:: Required work ::
• a. In the passage about Madame Grès, which organization chose her in 1956 to travel to India?
• b. Write a continuation of the passage about Madame Grès, starting after its final sentence.

:: Provided passage ::
==================================================

During the German occupation, her fashion company was closed in 1943, six months after it opened. Patriotic to the core, Madame Grès designed her first collection around the blue, white and red colours of the French tricolore flag, and she defiantly hung a huge tricolore from the first floor windows of her Fashion House at 1, rue de la Paix. And she  used fabrics that were obviously purchased on the black market: Madame Grès refused to follow the restrictions imposed on the use of fabrics. She tended to order her artificial silk knitwear and her jerseys directly from manufacturers, and in large quantities. Seeking refuge in the Pyrenees during the war, she returned to Paris when it was liberated, wearing the angora jersey turban that was to become her hallmark.

In 1956, Madame Grès was chosen by the Ford Foundation from all the Paris Couturiers, to travel to India to study the best way to adapt Indian weaving techniques for the Western market. Fascinated by all the new rare and exotic fragrances she discovered, she imagined creating a perfume and offering it to women as one might offer a jewel. For the woman she invented: CABOCHARD. This fragrance was to inspire a new generation of leather-chypre accords: Miss Balmain (1967), Aramis (1964), Cachet (1970) and Montana (1986) to name a few.

Many awards and titles were attributed to this great fashion designer. She was President of "La Chambre Syndicale de la Couture Parisienne" and in 1976, Madame Grès is the first to be awarded "Dé d'Or de la Haute Couture" and in 1980 she is considered "The most elegant woman in the world" and in the same year Madame Grès became also a "Chevalier de la Légion d'Honneur" for her contribution to France's glory worldwide. This was also the first year, that Madame Grès - who always resisted to ready to wear - launches her first collection: Grès Boutique.

Vogue's History of 20th Century Fashion edited in 1988, named her as "the greatest living couturier". Her work was held in the highest esteem by her peers. Bill Blass, for example, was once asked whether he agreed that fashion design was an art. "No" he replied. "It's a craft. Sometimes a creative one, sometimes a technical one. It only becomes an art in the hands of Mme Grès or Balenciaga."

==================================================

:: Entries shown ::
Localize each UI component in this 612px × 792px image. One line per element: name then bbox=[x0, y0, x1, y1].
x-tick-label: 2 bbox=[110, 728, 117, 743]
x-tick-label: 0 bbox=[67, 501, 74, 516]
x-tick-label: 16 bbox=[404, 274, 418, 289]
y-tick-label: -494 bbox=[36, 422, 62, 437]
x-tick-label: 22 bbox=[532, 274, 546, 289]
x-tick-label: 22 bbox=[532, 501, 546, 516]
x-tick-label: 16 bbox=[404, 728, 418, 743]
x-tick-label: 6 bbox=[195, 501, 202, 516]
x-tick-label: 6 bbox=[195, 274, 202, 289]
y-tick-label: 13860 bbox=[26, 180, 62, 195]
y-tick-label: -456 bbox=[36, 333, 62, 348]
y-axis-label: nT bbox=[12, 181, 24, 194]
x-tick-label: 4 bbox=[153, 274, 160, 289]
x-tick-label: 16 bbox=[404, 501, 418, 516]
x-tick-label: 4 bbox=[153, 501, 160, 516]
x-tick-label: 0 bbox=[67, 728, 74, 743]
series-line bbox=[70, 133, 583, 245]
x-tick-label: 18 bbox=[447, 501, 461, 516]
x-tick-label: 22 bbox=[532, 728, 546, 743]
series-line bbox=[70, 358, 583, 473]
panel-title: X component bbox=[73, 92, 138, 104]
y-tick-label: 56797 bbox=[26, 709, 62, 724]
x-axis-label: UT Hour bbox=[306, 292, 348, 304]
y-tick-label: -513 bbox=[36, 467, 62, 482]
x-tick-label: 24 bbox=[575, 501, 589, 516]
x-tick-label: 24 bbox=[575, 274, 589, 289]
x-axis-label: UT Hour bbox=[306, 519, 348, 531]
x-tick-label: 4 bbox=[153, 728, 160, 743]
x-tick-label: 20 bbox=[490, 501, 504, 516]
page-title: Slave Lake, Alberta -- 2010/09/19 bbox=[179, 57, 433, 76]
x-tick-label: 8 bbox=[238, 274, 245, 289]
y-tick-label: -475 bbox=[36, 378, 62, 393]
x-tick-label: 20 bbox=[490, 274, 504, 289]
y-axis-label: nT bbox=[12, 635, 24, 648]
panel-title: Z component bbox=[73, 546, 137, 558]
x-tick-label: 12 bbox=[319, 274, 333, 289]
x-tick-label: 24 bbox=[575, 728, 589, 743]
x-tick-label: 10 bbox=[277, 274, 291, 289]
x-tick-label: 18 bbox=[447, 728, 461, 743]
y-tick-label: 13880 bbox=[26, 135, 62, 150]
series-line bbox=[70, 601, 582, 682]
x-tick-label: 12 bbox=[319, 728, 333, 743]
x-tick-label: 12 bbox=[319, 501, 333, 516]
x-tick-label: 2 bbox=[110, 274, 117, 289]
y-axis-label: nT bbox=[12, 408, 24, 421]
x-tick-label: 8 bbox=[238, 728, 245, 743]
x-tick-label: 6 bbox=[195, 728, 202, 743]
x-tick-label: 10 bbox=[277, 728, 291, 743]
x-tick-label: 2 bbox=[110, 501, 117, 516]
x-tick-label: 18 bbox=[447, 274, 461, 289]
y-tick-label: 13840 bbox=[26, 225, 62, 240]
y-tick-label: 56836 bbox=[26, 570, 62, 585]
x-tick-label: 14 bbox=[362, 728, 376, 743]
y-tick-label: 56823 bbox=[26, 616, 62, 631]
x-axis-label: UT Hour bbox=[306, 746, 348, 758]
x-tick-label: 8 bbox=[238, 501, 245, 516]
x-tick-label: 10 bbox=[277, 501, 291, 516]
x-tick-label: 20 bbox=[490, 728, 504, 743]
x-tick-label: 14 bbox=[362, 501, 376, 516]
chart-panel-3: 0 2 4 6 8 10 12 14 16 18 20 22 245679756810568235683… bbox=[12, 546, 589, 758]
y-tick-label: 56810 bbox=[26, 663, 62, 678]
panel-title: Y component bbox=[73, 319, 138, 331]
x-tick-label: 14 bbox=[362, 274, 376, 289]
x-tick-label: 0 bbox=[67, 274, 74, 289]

==================================================

:: Answers to each task ::
• a. The Ford Foundation.

• b.
In 1982, Madame Grès was forced to sell the perfume business, her most profitable venture. She reinvested the money in her haute couture company, but in 1984 she finally sold it to Bernard Tapie, a French businessman. At that time, he was thought to be an aggressive, young  entrepreneur whose reputation had not yet been soiled by lawsuits and scandals. He sold the company three years later to Jacques Esterel group. The Grès company is the excluded from the Chambre Syndicale due to "failure to pay its dues." The company at 1, Rue de la Paix, was liquidated in 1987, during her own lifetime. Three stories emptied in one day. A shattered life. "They broke the furniture and the wood dress forms with axes. The fabrics and dresses were taken away in garbage bags. The place was completely sacked", Annes Grès told Laurence Benaïm, a journalist and Director of the fashion pages at "Le Monde" and author of a magnificient book called GRÈS (Assouline Publishing).

 

A Japanese company, Yagi Tsusho buys the couturier's name in 1988. Madame Grès leaves Paris in 1990 with her daughter to live in a retirement home in the South of France. She died in November 1993, but her death was not announced. With its disclosure in Le Monde, on December 14th 1994, Anne, her daughter, finally agreed to talk: "first of all, I wanted to protect her. All these people who took advantage of her would have found a way to shine again at her expense...It's a love secret."Madame Grès left us just as she had lived: very discreetly.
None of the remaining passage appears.